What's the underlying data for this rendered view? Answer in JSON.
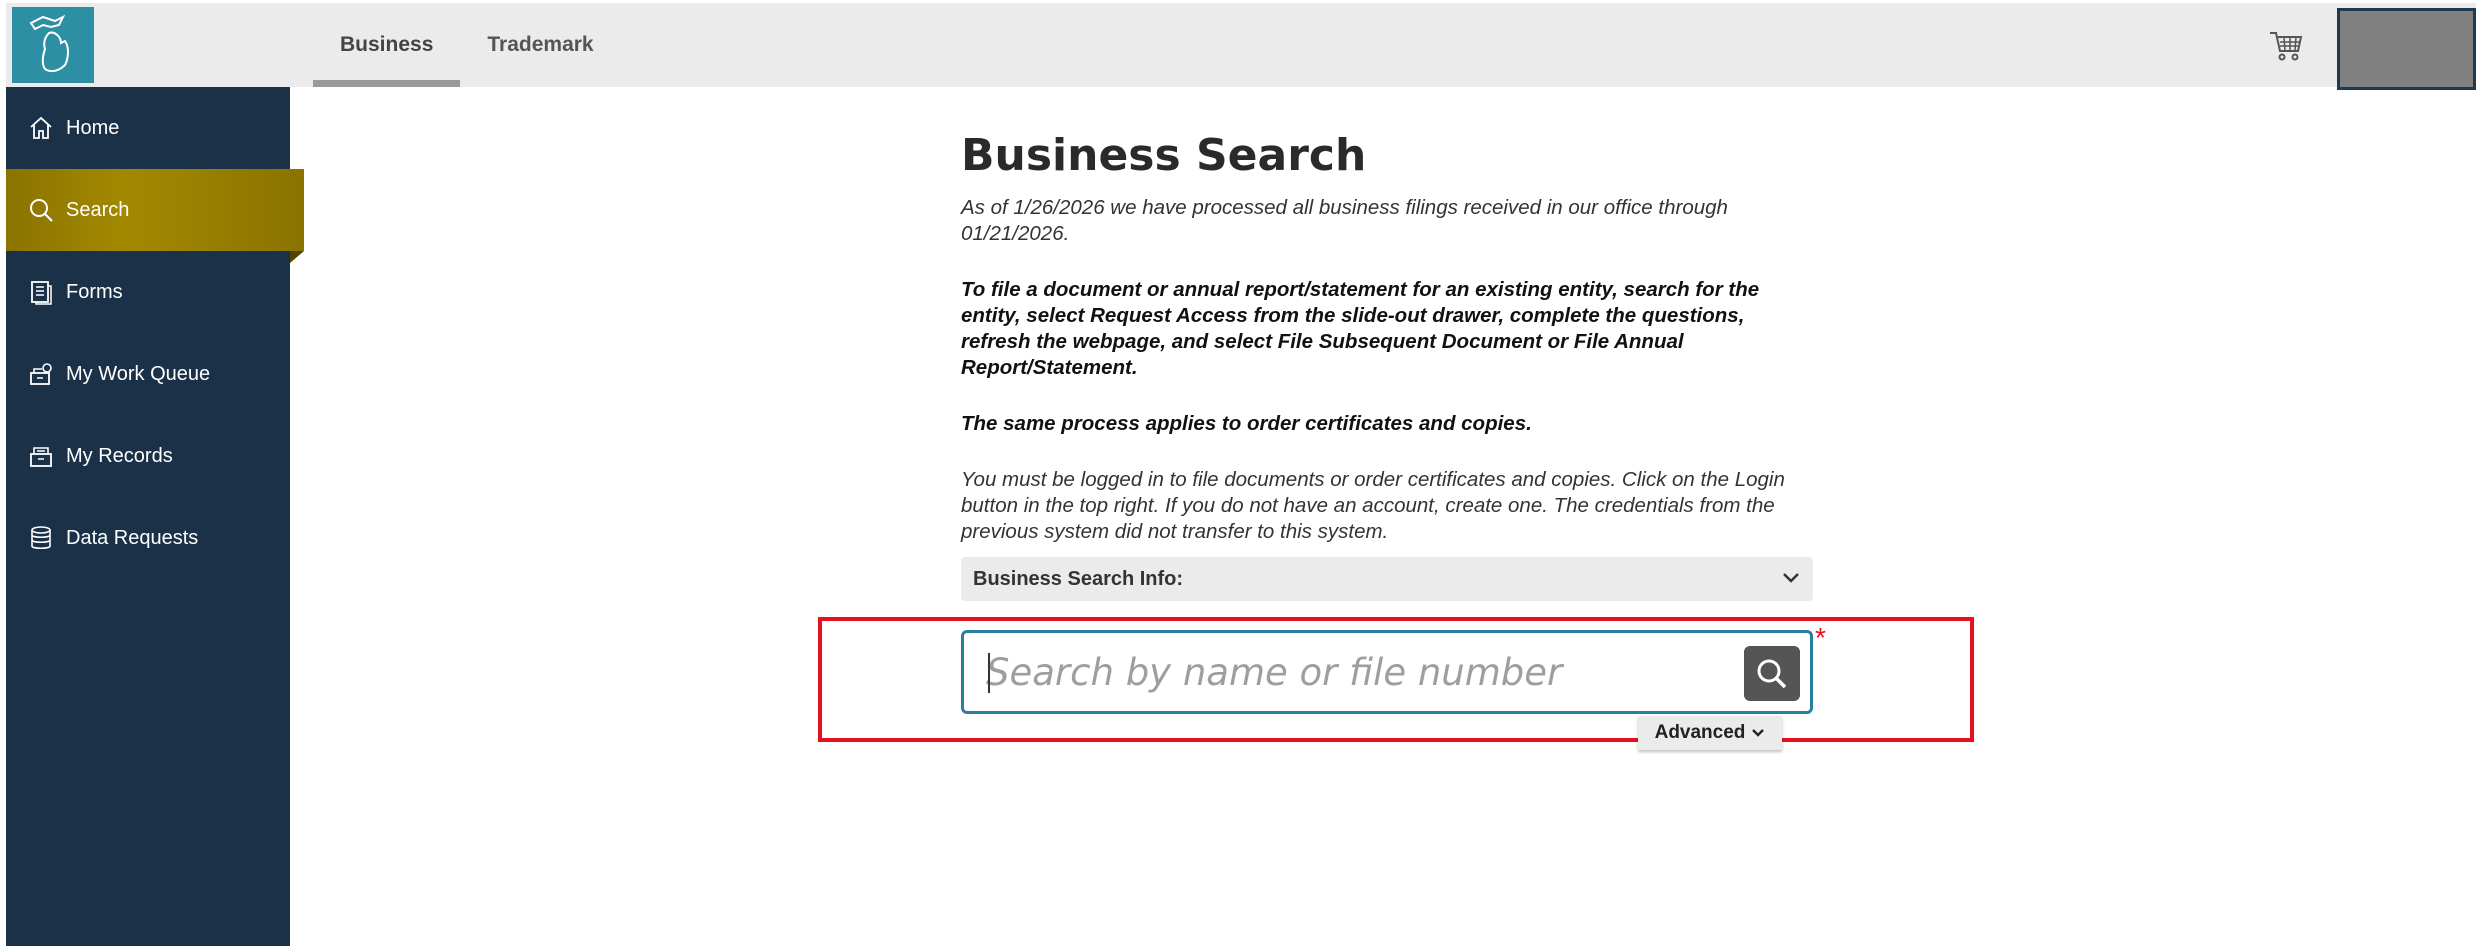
{
  "header": {
    "tabs": [
      {
        "label": "Business",
        "active": true
      },
      {
        "label": "Trademark",
        "active": false
      }
    ],
    "cart_icon": "cart-icon",
    "logo_icon": "michigan-logo-icon"
  },
  "sidebar": {
    "items": [
      {
        "label": "Home",
        "icon": "home-icon"
      },
      {
        "label": "Search",
        "icon": "search-icon",
        "active": true
      },
      {
        "label": "Forms",
        "icon": "forms-icon"
      },
      {
        "label": "My Work Queue",
        "icon": "work-queue-icon"
      },
      {
        "label": "My Records",
        "icon": "records-icon"
      },
      {
        "label": "Data Requests",
        "icon": "database-icon"
      }
    ]
  },
  "main": {
    "title": "Business Search",
    "processed_note": "As of 1/26/2026 we have processed all business filings received in our office through 01/21/2026.",
    "instructions": "To file a document or annual report/statement for an existing entity, search for the entity, select Request Access from the slide-out drawer, complete the questions, refresh the webpage, and select File Subsequent Document or File Annual Report/Statement.",
    "same_process": "The same process applies to order certificates and copies.",
    "login_note": "You must be logged in to file documents or order certificates and copies. Click on the Login button in the top right. If you do not have an account, create one. The credentials from the previous system did not transfer to this system.",
    "info_bar_label": "Business Search Info:",
    "search": {
      "placeholder": "Search by name or file number",
      "value": "",
      "required_mark": "*"
    },
    "advanced_label": "Advanced"
  },
  "colors": {
    "sidebar_bg": "#1b3147",
    "active_nav": "#a38900",
    "logo_bg": "#2c8fa3",
    "search_border": "#2a7fa0",
    "highlight": "#e8101a"
  }
}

◆ SHORT TASK:
Reproduce each record from above exactly; pictures do not belong in the copy.

◆ RESULT OF THE EXERCISE:
What's the underlying data for this rendered view? Answer in JSON.
{
  "header": {
    "tabs": [
      {
        "label": "Business",
        "active": true
      },
      {
        "label": "Trademark",
        "active": false
      }
    ],
    "cart_icon": "cart-icon",
    "logo_icon": "michigan-logo-icon"
  },
  "sidebar": {
    "items": [
      {
        "label": "Home",
        "icon": "home-icon"
      },
      {
        "label": "Search",
        "icon": "search-icon",
        "active": true
      },
      {
        "label": "Forms",
        "icon": "forms-icon"
      },
      {
        "label": "My Work Queue",
        "icon": "work-queue-icon"
      },
      {
        "label": "My Records",
        "icon": "records-icon"
      },
      {
        "label": "Data Requests",
        "icon": "database-icon"
      }
    ]
  },
  "main": {
    "title": "Business Search",
    "processed_note": "As of 1/26/2026 we have processed all business filings received in our office through 01/21/2026.",
    "instructions": "To file a document or annual report/statement for an existing entity, search for the entity, select Request Access from the slide-out drawer, complete the questions, refresh the webpage, and select File Subsequent Document or File Annual Report/Statement.",
    "same_process": "The same process applies to order certificates and copies.",
    "login_note": "You must be logged in to file documents or order certificates and copies. Click on the Login button in the top right. If you do not have an account, create one. The credentials from the previous system did not transfer to this system.",
    "info_bar_label": "Business Search Info:",
    "search": {
      "placeholder": "Search by name or file number",
      "value": "",
      "required_mark": "*"
    },
    "advanced_label": "Advanced"
  },
  "colors": {
    "sidebar_bg": "#1b3147",
    "active_nav": "#a38900",
    "logo_bg": "#2c8fa3",
    "search_border": "#2a7fa0",
    "highlight": "#e8101a"
  }
}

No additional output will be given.